#### Objective
Reproduce the records below in full and exactly, without their images.

(Stored data)
------
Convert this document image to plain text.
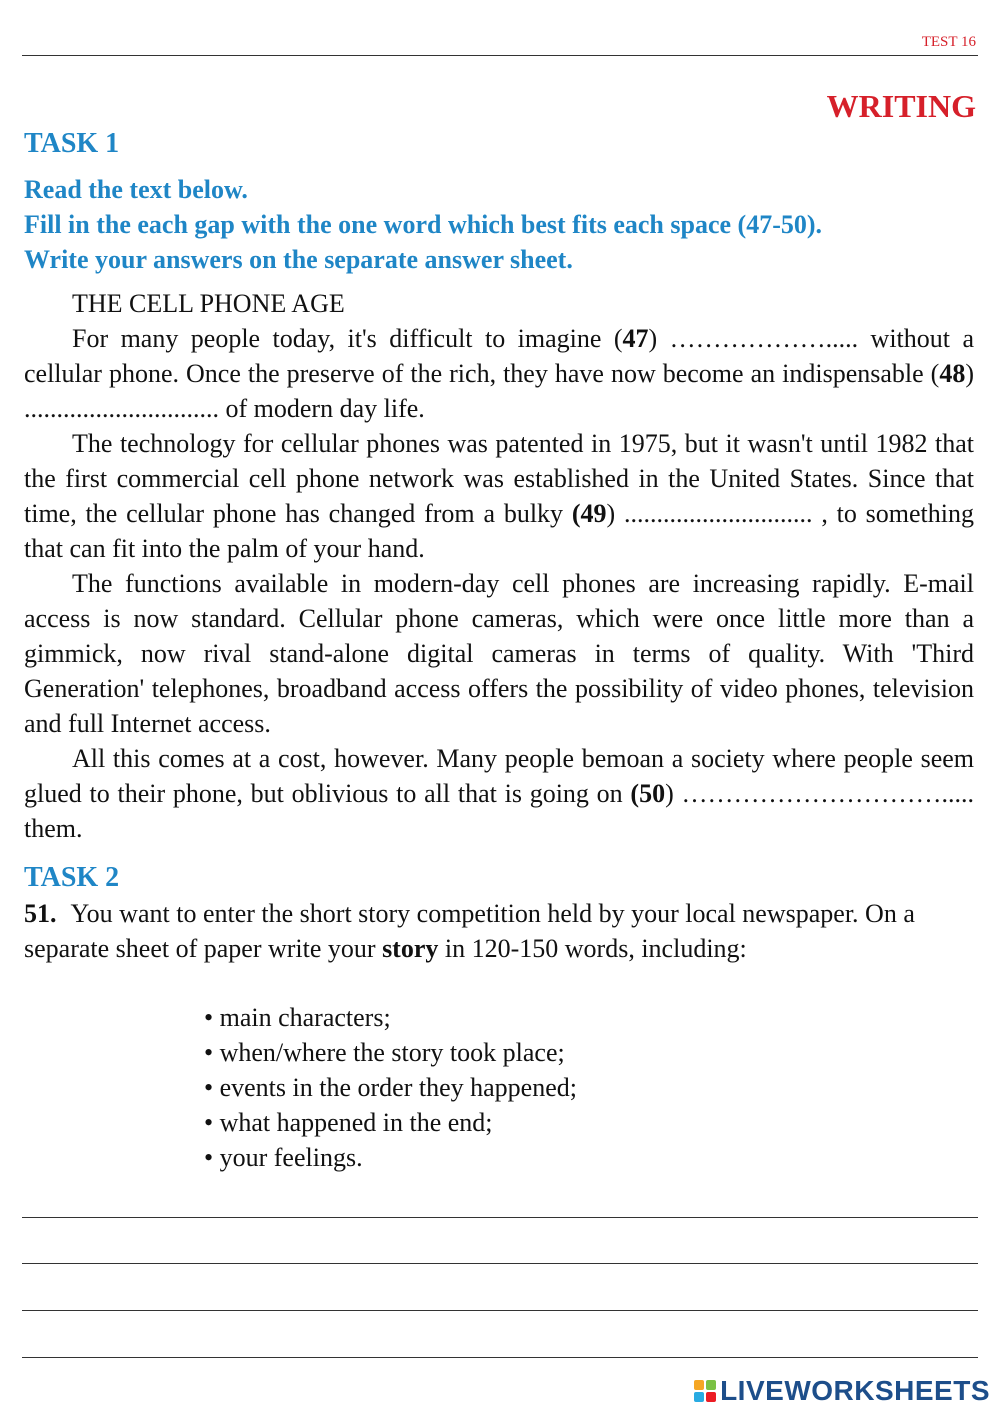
TEST 16
WRITING
TASK 1
Read the text below.
Fill in the each gap with the one word which best fits each space (47-50).
Write your answers on the separate answer sheet.

THE CELL PHONE AGE

For many people today, it's difficult to imagine (47) ………………..... without a cellular phone. Once the preserve of the rich, they have now become an indispensable (48) .............................. of modern day life.

The technology for cellular phones was patented in 1975, but it wasn't until 1982 that the first commercial cell phone network was established in the United States. Since that time, the cellular phone has changed from a bulky (49) ............................. , to something that can fit into the palm of your hand.

The functions available in modern-day cell phones are increasing rapidly. E-mail access is now standard. Cellular phone cameras, which were once little more than a gimmick, now rival stand-alone digital cameras in terms of quality. With 'Third Generation' telephones, broadband access offers the possibility of video phones, television and full Internet access.

All this comes at a cost, however. Many people bemoan a society where people seem glued to their phone, but oblivious to all that is going on (50) …………………………..... them.

TASK 2
51. You want to enter the short story competition held by your local newspaper. On a separate sheet of paper write your story in 120-150 words, including:
• main characters;
• when/where the story took place;
• events in the order they happened;
• what happened in the end;
• your feelings.
LIVEWORKSHEETS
------
#### Correct response
Convert this document image to plain text.
TEST 16
WRITING
TASK 1
Read the text below.
Fill in the each gap with the one word which best fits each space (47-50).
Write your answers on the separate answer sheet.

THE CELL PHONE AGE

For many people today, it's difficult to imagine (47) ………………..... without a cellular phone. Once the preserve of the rich, they have now become an indispensable (48) .............................. of modern day life.

The technology for cellular phones was patented in 1975, but it wasn't until 1982 that the first commercial cell phone network was established in the United States. Since that time, the cellular phone has changed from a bulky (49) ............................. , to something that can fit into the palm of your hand.

The functions available in modern-day cell phones are increasing rapidly. E-mail access is now standard. Cellular phone cameras, which were once little more than a gimmick, now rival stand-alone digital cameras in terms of quality. With 'Third Generation' telephones, broadband access offers the possibility of video phones, television and full Internet access.

All this comes at a cost, however. Many people bemoan a society where people seem glued to their phone, but oblivious to all that is going on (50) …………………………..... them.

TASK 2
51. You want to enter the short story competition held by your local newspaper. On a separate sheet of paper write your story in 120-150 words, including:
• main characters;
• when/where the story took place;
• events in the order they happened;
• what happened in the end;
• your feelings.
LIVEWORKSHEETS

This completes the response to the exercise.